__GIVEN PROBLEM__.
Your answer should be one number: the count of lines in these entries that hold the word "icon".

Stored items
* Start *

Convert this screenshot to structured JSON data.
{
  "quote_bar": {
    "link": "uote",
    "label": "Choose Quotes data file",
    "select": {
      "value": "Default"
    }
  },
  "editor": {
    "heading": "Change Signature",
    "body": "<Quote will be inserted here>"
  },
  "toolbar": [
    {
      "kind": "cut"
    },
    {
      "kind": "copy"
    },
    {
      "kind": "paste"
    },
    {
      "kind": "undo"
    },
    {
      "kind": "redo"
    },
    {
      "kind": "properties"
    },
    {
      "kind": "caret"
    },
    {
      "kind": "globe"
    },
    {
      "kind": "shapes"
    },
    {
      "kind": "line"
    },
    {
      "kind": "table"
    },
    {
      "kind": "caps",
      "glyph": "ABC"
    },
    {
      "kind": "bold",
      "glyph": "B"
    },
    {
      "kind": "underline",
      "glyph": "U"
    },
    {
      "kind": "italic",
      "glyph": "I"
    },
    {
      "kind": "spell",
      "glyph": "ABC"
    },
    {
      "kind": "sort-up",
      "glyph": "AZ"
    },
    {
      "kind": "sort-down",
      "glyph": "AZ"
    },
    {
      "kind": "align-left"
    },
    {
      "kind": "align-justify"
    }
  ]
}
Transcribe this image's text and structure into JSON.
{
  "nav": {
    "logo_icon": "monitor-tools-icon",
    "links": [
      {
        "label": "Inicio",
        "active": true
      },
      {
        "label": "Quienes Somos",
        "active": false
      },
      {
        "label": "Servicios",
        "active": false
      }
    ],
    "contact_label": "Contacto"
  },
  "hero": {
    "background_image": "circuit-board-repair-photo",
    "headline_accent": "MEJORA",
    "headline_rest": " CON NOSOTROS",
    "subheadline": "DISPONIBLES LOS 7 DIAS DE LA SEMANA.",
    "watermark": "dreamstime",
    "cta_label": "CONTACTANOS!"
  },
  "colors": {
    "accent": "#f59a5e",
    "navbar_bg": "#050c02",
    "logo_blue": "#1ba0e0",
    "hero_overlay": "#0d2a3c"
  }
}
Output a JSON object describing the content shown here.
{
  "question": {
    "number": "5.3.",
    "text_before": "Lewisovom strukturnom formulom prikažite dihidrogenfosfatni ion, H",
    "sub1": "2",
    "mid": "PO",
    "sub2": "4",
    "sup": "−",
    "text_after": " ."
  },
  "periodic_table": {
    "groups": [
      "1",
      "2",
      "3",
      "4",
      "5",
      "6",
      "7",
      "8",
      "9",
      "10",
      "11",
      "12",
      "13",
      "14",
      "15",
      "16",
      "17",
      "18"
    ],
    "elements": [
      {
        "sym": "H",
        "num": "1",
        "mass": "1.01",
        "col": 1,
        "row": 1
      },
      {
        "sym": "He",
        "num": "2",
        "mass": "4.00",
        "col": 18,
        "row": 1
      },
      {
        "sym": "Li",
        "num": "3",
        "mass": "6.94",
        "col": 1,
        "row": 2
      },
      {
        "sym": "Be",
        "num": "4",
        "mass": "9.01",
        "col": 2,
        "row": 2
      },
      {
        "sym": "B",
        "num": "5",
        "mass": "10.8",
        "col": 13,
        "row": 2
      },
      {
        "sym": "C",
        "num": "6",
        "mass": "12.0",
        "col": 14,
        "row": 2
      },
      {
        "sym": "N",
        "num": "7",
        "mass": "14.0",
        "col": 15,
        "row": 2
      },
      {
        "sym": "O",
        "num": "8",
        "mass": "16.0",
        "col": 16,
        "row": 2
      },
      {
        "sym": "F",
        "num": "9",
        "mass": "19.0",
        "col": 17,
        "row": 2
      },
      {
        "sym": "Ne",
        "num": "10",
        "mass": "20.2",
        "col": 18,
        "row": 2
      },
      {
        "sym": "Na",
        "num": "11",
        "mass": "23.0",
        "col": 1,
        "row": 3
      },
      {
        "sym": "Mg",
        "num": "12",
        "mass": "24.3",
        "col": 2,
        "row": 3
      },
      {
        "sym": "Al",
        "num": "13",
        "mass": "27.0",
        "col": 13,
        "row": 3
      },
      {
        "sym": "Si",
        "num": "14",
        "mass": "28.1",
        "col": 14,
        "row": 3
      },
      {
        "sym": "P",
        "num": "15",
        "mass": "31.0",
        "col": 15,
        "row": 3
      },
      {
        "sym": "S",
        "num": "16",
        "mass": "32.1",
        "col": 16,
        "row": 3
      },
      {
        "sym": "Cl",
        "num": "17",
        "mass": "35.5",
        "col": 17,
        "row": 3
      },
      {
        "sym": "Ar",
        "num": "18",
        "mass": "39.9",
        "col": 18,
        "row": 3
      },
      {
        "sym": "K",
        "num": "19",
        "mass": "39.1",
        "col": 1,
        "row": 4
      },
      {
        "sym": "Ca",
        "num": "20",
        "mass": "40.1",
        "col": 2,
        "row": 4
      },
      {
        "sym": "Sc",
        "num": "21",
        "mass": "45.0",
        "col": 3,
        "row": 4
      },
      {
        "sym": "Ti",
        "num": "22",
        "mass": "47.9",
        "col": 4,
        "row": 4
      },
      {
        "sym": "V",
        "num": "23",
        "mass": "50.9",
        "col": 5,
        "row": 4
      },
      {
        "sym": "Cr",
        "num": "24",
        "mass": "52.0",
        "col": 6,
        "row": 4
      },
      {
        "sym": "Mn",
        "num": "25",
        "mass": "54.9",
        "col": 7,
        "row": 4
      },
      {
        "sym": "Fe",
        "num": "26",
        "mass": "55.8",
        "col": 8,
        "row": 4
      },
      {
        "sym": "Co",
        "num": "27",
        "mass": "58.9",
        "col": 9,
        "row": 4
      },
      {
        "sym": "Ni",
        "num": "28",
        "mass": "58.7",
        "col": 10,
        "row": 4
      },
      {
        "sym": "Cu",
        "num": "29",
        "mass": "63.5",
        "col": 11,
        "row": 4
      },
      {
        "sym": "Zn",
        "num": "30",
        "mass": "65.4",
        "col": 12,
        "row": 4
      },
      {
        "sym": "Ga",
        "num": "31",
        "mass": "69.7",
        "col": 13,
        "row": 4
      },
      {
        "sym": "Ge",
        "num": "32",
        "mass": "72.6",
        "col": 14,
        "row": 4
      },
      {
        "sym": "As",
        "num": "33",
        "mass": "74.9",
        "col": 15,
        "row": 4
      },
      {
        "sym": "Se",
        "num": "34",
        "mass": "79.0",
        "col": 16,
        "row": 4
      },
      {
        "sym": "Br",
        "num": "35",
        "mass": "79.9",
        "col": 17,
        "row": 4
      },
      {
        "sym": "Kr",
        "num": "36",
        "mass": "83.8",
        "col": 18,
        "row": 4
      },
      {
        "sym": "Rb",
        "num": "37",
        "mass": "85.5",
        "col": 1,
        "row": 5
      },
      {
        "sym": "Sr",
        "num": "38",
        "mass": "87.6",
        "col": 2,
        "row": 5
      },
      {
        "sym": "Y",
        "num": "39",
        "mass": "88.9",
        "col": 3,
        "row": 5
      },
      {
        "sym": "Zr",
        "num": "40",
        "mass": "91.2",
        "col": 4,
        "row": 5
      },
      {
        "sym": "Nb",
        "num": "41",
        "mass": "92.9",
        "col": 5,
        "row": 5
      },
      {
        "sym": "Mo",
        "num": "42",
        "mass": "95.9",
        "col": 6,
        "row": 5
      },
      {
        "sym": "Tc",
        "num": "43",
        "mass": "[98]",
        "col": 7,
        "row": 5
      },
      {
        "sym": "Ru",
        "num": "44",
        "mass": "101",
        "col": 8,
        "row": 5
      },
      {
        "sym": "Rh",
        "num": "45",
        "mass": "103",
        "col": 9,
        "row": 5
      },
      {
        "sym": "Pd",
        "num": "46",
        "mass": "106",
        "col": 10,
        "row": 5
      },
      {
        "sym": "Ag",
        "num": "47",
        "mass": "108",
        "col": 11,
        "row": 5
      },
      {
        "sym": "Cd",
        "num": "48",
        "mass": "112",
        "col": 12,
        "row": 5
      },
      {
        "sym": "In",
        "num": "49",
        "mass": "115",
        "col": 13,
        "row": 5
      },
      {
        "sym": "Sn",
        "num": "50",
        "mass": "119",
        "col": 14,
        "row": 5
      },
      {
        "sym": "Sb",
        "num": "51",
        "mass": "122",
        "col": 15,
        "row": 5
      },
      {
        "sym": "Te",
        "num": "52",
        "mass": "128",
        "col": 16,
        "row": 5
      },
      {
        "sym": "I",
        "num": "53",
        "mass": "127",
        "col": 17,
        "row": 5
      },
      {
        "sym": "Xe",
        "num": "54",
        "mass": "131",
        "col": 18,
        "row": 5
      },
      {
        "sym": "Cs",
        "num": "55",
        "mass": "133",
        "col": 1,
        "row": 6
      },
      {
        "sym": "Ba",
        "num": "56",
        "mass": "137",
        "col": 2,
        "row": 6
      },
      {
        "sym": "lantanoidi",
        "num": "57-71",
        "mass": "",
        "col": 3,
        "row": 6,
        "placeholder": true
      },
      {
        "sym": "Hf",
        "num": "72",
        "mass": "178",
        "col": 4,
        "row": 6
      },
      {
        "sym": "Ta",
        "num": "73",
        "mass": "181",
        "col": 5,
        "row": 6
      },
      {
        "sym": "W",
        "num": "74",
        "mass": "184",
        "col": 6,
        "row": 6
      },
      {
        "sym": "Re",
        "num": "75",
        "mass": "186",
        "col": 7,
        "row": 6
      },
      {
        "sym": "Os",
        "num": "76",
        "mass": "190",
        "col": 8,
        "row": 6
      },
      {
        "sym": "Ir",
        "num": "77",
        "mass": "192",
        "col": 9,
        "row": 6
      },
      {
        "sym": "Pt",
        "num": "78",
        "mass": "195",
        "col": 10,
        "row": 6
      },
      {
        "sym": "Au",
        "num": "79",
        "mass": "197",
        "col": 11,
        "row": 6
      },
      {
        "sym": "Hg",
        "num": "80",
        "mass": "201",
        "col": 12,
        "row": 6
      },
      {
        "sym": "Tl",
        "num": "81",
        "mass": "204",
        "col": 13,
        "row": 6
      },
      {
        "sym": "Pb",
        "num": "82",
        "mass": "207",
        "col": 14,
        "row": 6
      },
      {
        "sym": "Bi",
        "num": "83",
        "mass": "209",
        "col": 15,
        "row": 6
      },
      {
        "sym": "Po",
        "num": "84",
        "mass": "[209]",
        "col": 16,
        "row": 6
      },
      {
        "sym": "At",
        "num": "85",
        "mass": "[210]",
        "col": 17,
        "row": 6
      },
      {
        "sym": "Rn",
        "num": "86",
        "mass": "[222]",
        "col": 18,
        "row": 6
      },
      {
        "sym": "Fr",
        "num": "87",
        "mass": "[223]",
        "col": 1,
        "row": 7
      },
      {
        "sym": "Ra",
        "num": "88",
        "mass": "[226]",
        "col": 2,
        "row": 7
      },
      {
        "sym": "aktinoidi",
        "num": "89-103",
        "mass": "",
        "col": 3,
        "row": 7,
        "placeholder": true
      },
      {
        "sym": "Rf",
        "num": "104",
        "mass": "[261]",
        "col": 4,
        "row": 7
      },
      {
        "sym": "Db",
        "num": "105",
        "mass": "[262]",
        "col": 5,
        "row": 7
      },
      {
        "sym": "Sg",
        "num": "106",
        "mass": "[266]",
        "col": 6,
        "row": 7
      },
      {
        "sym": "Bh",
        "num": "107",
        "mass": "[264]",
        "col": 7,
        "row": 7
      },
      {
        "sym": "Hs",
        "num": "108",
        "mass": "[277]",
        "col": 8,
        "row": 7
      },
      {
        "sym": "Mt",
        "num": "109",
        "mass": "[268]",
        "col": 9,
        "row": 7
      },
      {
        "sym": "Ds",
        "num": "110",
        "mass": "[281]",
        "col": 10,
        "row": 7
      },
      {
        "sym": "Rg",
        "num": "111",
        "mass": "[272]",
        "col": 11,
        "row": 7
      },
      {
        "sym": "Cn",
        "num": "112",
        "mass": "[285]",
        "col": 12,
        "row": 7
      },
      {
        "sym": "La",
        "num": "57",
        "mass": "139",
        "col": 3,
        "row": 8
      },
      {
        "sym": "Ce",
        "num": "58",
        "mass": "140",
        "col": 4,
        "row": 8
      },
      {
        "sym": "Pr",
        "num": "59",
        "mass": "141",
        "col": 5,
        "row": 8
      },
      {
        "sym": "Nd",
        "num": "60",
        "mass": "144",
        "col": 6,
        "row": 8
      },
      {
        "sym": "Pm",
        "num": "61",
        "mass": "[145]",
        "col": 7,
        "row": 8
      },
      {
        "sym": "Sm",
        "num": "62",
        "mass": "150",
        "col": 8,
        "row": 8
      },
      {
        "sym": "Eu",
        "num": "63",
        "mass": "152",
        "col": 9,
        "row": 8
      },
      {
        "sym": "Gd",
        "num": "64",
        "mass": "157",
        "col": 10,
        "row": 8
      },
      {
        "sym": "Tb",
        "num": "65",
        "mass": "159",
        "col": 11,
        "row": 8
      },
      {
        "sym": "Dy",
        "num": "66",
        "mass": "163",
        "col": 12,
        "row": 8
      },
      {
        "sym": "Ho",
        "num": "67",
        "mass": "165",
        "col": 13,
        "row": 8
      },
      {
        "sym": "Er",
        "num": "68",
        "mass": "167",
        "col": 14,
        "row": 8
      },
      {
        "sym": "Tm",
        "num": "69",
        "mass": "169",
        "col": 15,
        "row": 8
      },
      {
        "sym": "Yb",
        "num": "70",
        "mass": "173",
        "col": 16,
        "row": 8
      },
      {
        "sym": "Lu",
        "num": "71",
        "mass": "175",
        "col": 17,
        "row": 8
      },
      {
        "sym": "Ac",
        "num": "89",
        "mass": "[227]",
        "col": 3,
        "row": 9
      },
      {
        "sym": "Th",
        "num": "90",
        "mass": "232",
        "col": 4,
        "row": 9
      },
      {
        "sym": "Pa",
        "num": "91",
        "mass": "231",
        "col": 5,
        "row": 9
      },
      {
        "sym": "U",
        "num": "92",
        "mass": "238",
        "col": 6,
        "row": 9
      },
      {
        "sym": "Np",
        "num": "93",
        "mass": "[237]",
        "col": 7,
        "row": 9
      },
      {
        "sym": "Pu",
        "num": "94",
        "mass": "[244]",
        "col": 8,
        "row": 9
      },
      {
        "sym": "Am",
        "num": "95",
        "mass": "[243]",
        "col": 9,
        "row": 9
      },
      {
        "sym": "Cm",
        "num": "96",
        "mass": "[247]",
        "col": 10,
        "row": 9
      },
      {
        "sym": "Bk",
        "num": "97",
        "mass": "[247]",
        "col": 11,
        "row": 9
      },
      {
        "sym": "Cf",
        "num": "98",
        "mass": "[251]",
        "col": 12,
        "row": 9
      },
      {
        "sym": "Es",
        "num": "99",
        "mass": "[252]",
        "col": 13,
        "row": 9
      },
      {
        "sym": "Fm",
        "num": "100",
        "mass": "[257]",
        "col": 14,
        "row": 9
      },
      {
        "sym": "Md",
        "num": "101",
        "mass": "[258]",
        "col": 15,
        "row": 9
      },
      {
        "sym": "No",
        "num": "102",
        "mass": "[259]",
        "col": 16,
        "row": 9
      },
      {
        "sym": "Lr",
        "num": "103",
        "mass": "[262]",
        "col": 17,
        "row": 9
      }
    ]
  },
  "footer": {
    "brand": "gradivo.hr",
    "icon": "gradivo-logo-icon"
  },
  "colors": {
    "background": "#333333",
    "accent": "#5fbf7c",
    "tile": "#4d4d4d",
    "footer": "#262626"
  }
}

* End *

__ANSWER TO THE TASK__.
2